____ Material provided

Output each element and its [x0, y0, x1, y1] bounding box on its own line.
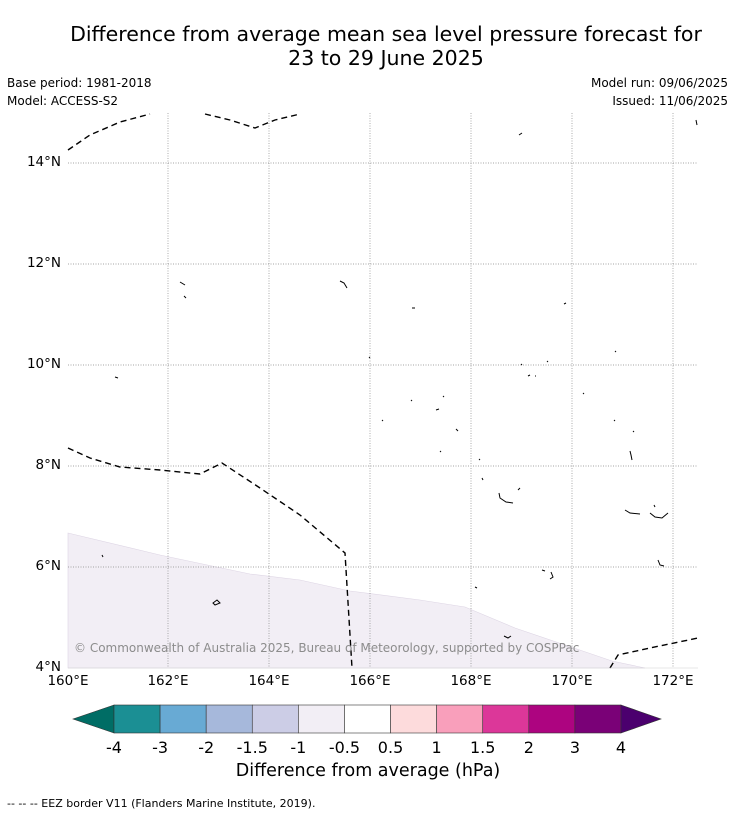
- gridlines: [68, 113, 698, 668]
- island: [478, 458, 481, 461]
- island: [179, 281, 186, 286]
- island: [517, 487, 521, 491]
- colorbar: [72, 704, 662, 734]
- colorbar-segment: [251, 704, 299, 734]
- model-run: Model run: 09/06/2025: [590, 76, 728, 90]
- colorbar-segment: [113, 704, 161, 734]
- title-line-1: Difference from average mean sea level p…: [70, 22, 702, 46]
- island: [624, 509, 641, 515]
- island: [439, 450, 442, 453]
- colorbar-segment: [528, 704, 576, 734]
- lon-label-162: 162°E: [147, 673, 189, 689]
- island: [381, 419, 384, 422]
- colorbar-segment: [344, 704, 391, 734]
- island: [614, 350, 617, 353]
- lat-label-6: 6°N: [35, 558, 61, 574]
- colorbar-tick-label: 1: [431, 738, 442, 757]
- lon-label-172: 172°E: [652, 673, 694, 689]
- lat-label-4: 4°N: [35, 659, 61, 675]
- colorbar-segment: [205, 704, 253, 734]
- colorbar-tick-label: 2: [523, 738, 534, 757]
- island: [474, 586, 478, 589]
- colorbar-segment: [436, 704, 484, 734]
- island: [632, 430, 635, 433]
- lat-label-10: 10°N: [26, 356, 61, 372]
- colorbar-segment: [298, 704, 345, 734]
- colorbar-tick-label: -1: [290, 738, 307, 757]
- issued-date: Issued: 11/06/2025: [612, 94, 728, 108]
- lon-label-166: 166°E: [349, 673, 391, 689]
- colorbar-segment: [159, 704, 207, 734]
- colorbar-title: Difference from average (hPa): [235, 761, 501, 781]
- colorbar-tick-label: 3: [569, 738, 580, 757]
- island: [563, 302, 567, 305]
- island: [455, 428, 459, 432]
- colorbar-segment: [482, 704, 530, 734]
- island: [503, 635, 512, 639]
- colorbar-tick-label: -1.5: [236, 738, 268, 757]
- copyright-notice: © Commonwealth of Australia 2025, Bureau…: [74, 641, 580, 655]
- island: [101, 554, 104, 558]
- colorbar-tick-label: -2: [198, 738, 215, 757]
- eez-border-north-2: [204, 113, 301, 129]
- title-line-2: 23 to 29 June 2025: [288, 46, 484, 70]
- island: [368, 356, 371, 359]
- island: [629, 450, 633, 461]
- island: [114, 376, 119, 379]
- map-title: Difference from average mean sea level p…: [0, 22, 736, 70]
- island: [410, 399, 413, 402]
- island: [498, 492, 514, 504]
- base-period: Base period: 1981-2018: [7, 76, 152, 90]
- model-name: Model: ACCESS-S2: [7, 94, 119, 108]
- island: [518, 132, 523, 136]
- colorbar-over-arrow: [620, 704, 662, 734]
- island: [695, 119, 698, 126]
- lon-label-164: 164°E: [248, 673, 290, 689]
- island: [442, 395, 445, 398]
- island: [435, 408, 440, 411]
- colorbar-segment: [390, 704, 437, 734]
- lat-label-12: 12°N: [26, 255, 61, 271]
- island: [546, 360, 549, 363]
- eez-border-north: [67, 113, 151, 151]
- lon-label-160: 160°E: [47, 673, 89, 689]
- island: [212, 599, 221, 606]
- island: [339, 280, 348, 289]
- island: [183, 295, 187, 299]
- colorbar-under-arrow: [72, 704, 115, 734]
- lon-label-170: 170°E: [551, 673, 593, 689]
- island: [520, 363, 523, 366]
- eez-border-southeast: [609, 637, 699, 669]
- lon-label-168: 168°E: [450, 673, 492, 689]
- island: [649, 512, 669, 519]
- colorbar-tick-label: 0.5: [377, 738, 404, 757]
- colorbar-tick-label: -4: [106, 738, 122, 757]
- island: [613, 419, 616, 422]
- island: [657, 559, 665, 567]
- island: [481, 477, 484, 481]
- lat-label-14: 14°N: [26, 154, 61, 170]
- eez-border-middle: [67, 447, 353, 669]
- lat-label-8: 8°N: [35, 457, 61, 473]
- colorbar-segment: [574, 704, 622, 734]
- island: [653, 504, 656, 508]
- island: [527, 374, 536, 377]
- island: [541, 569, 546, 572]
- meta-right: Model run: 09/06/2025 Issued: 11/06/2025: [591, 74, 728, 110]
- colorbar-tick-label: 1.5: [469, 738, 496, 757]
- colorbar-tick-label: -3: [152, 738, 169, 757]
- islands: [101, 119, 698, 639]
- colorbar-segments: [113, 704, 622, 734]
- meta-left: Base period: 1981-2018 Model: ACCESS-S2: [7, 74, 152, 110]
- eez-borders: [67, 113, 699, 669]
- colorbar-tick-label: 4: [615, 738, 627, 757]
- colorbar-tick-label: -0.5: [328, 738, 361, 757]
- island: [549, 571, 554, 580]
- eez-legend: -- -- -- EEZ border V11 (Flanders Marine…: [7, 797, 316, 810]
- island: [582, 392, 585, 395]
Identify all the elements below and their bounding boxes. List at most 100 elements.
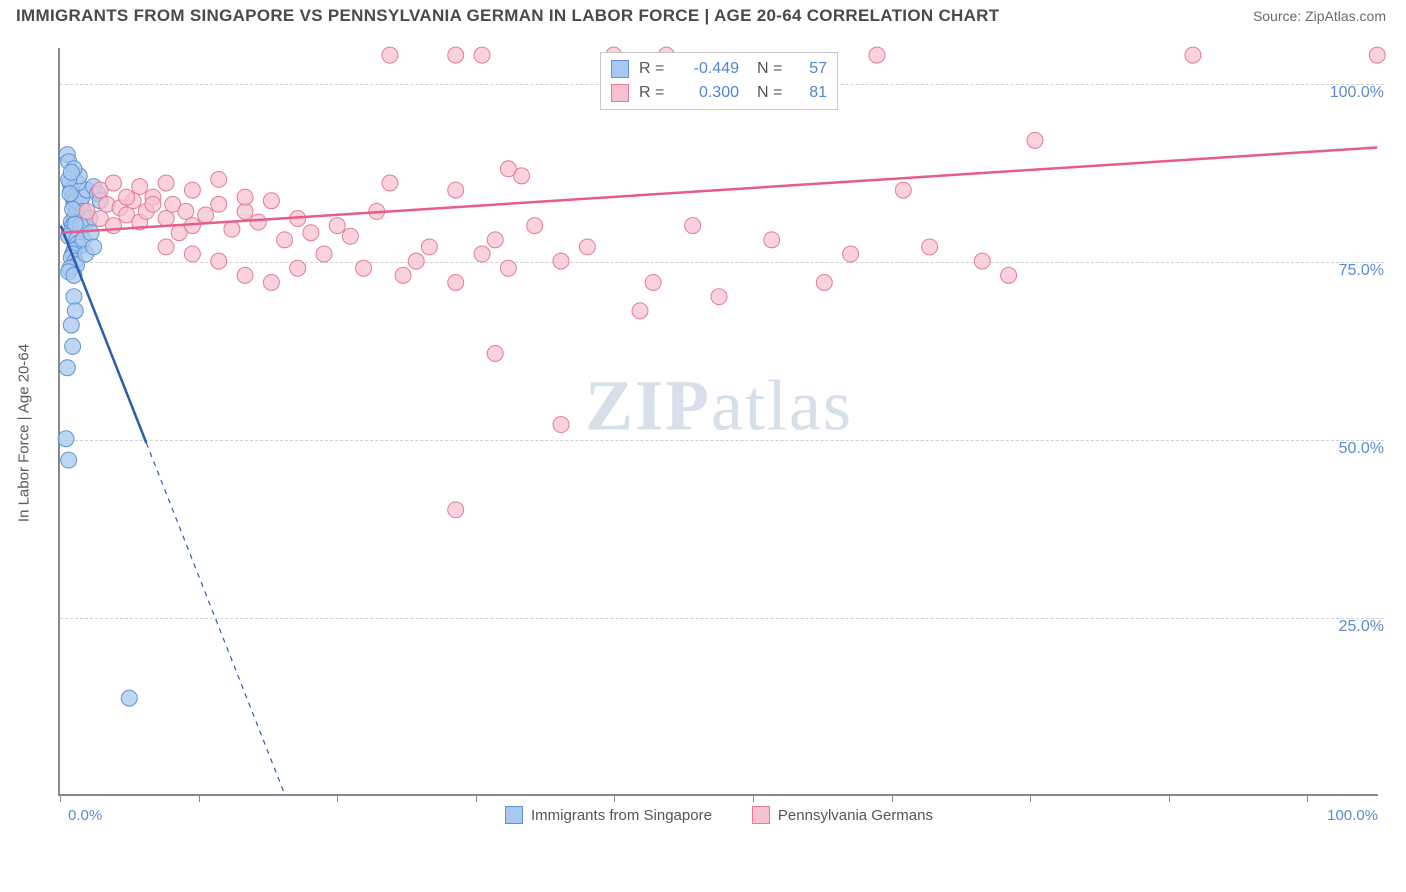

________

(Instructions for the task):
Can you rewrite the data above as a Markdown table with the columns "Row" and "Data line", numbering each line and skipping blank lines and the pictures?

(Answer for the task):
| Row | Data line |
|---|---|
| 1 | Output each element and its [x0, y0, x1, y1] bounding box on its own line. |
| 2 | - gridlines: [68, 113, 698, 668] |
| 3 | - island: [478, 458, 481, 461] |
| 4 | - island: [179, 281, 186, 286] |
| 5 | - island: [517, 487, 521, 491] |
| 6 | - colorbar: [72, 704, 662, 734] |
| 7 | - colorbar-segment: [251, 704, 299, 734] |
| 8 | - model-run: Model run: 09/06/2025: [590, 76, 728, 90] |
| 9 | - colorbar-segment: [113, 704, 161, 734] |
| 10 | - title-line-1: Difference from average mean sea level p…: [70, 22, 702, 46] |
| 11 | - island: [624, 509, 641, 515] |
| 12 | - island: [439, 450, 442, 453] |
| 13 | - colorbar-segment: [528, 704, 576, 734] |
| 14 | - lon-label-162: 162°E: [147, 673, 189, 689] |
| 15 | - island: [381, 419, 384, 422] |
| 16 | - colorbar-segment: [344, 704, 391, 734] |
| 17 | - island: [614, 350, 617, 353] |
| 18 | - lat-label-6: 6°N: [35, 558, 61, 574] |
| 19 | - colorbar-tick-label: 1: [431, 738, 442, 757] |
| 20 | - lon-label-172: 172°E: [652, 673, 694, 689] |
| 21 | - lat-label-4: 4°N: [35, 659, 61, 675] |
| 22 | - colorbar-segment: [205, 704, 253, 734] |
| 23 | - colorbar-tick-label: 2: [523, 738, 534, 757] |
| 24 | - island: [474, 586, 478, 589] |
| 25 | - colorbar-segment: [436, 704, 484, 734] |
| 26 | - island: [632, 430, 635, 433] |
| 27 | - lat-label-10: 10°N: [26, 356, 61, 372] |
| 28 | - colorbar-segment: [298, 704, 345, 734] |
| 29 | - colorbar-tick-label: -1: [290, 738, 307, 757] |
| 30 | - issued-date: Issued: 11/06/2025: [612, 94, 728, 108] |
| 31 | - lon-label-166: 166°E: [349, 673, 391, 689] |
| 32 | - colorbar-segment: [159, 704, 207, 734] |
| 33 | - colorbar-title: Difference from average (hPa): [235, 761, 501, 781] |
| 34 | - colorbar-tick-label: 3: [569, 738, 580, 757] |
| 35 | - island: [563, 302, 567, 305] |
| 36 | - island: [455, 428, 459, 432] |
| 37 | - colorbar-segment: [482, 704, 530, 734] |
| 38 | - island: [503, 635, 512, 639] |
| 39 | - colorbar-tick-label: -1.5: [236, 738, 268, 757] |
| 40 | - copyright-notice: © Commonwealth of Australia 2025, Bureau…: [74, 641, 580, 655] |
| 41 | - island: [101, 554, 104, 558] |
| 42 | - colorbar-tick-label: -2: [198, 738, 215, 757] |
| 43 | - eez-border-north-2: [204, 113, 301, 129] |
| 44 | - title-line-2: 23 to 29 June 2025: [288, 46, 484, 70] |
| 45 | - island: [368, 356, 371, 359] |
| 46 | - island: [629, 450, 633, 461] |
| 47 | - island: [114, 376, 119, 379] |
| 48 | - map-title: Difference from average mean sea level p…: [0, 22, 736, 70] |
| 49 | - island: [410, 399, 413, 402] |
| 50 | - island: [498, 492, 514, 504] |
| 51 | - base-period: Base period: 1981-2018: [7, 76, 152, 90] |
| 52 | - model-name: Model: ACCESS-S2: [7, 94, 119, 108] |
| 53 | - island: [518, 132, 523, 136] |
| 54 | - colorbar-over-arrow: [620, 704, 662, 734] |
| 55 | - island: [695, 119, 698, 126] |
| 56 | - lon-label-164: 164°E: [248, 673, 290, 689] |
| 57 | - island: [442, 395, 445, 398] |
| 58 | - island: [435, 408, 440, 411] |
| 59 | - colorbar-segment: [390, 704, 437, 734] |
| 60 | - lat-label-12: 12°N: [26, 255, 61, 271] |
| 61 | - island: [546, 360, 549, 363] |
| 62 | - eez-border-north: [67, 113, 151, 151] |
| 63 | - lon-label-160: 160°E: [47, 673, 89, 689] |
| 64 | - island: [212, 599, 221, 606] |
| 65 | - island: [339, 280, 348, 289] |
| 66 | - island: [183, 295, 187, 299] |
| 67 | - colorbar-under-arrow: [72, 704, 115, 734] |
| 68 | - lon-label-170: 170°E: [551, 673, 593, 689] |
| 69 | - island: [520, 363, 523, 366] |
| 70 | - eez-border-southeast: [609, 637, 699, 669] |
| 71 | - lon-label-168: 168°E: [450, 673, 492, 689] |
| 72 | - island: [649, 512, 669, 519] |
| 73 | - colorbar-tick-label: 0.5: [377, 738, 404, 757] |
| 74 | - colorbar-tick-label: -4: [106, 738, 122, 757] |
| 75 | - island: [613, 419, 616, 422] |
| 76 | - island: [657, 559, 665, 567] |
| 77 | - island: [481, 477, 484, 481] |
| 78 | - lat-label-14: 14°N: [26, 154, 61, 170] |
| 79 | - eez-border-middle: [67, 447, 353, 669] |
| 80 | - lat-label-8: 8°N: [35, 457, 61, 473] |
| 81 | - colorbar-segment: [574, 704, 622, 734] |
| 82 | - island: [653, 504, 656, 508] |
| 83 | - island: [527, 374, 536, 377] |
| 84 | - island: [541, 569, 546, 572] |
| 85 | - meta-right: Model run: 09/06/2025 Issued: 11/06/2025: [591, 74, 728, 110] |
| 86 | - colorbar-tick-label: 1.5: [469, 738, 496, 757] |
| 87 | - colorbar-tick-label: -3: [152, 738, 169, 757] |
| 88 | - islands: [101, 119, 698, 639] |
| 89 | - colorbar-segments: [113, 704, 622, 734] |
| 90 | - meta-left: Base period: 1981-2018 Model: ACCESS-S2: [7, 74, 152, 110] |
| 91 | - eez-borders: [67, 113, 699, 669] |
| 92 | - colorbar-tick-label: 4: [615, 738, 627, 757] |
| 93 | - colorbar-tick-label: -0.5: [328, 738, 361, 757] |
| 94 | - island: [549, 571, 554, 580] |
| 95 | - eez-legend: -- -- -- EEZ border V11 (Flanders Marine…: [7, 797, 316, 810] |
| 96 | - island: [582, 392, 585, 395] |
| 97 | Identify all the elements below and their bounding boxes. List at most 100 elements. |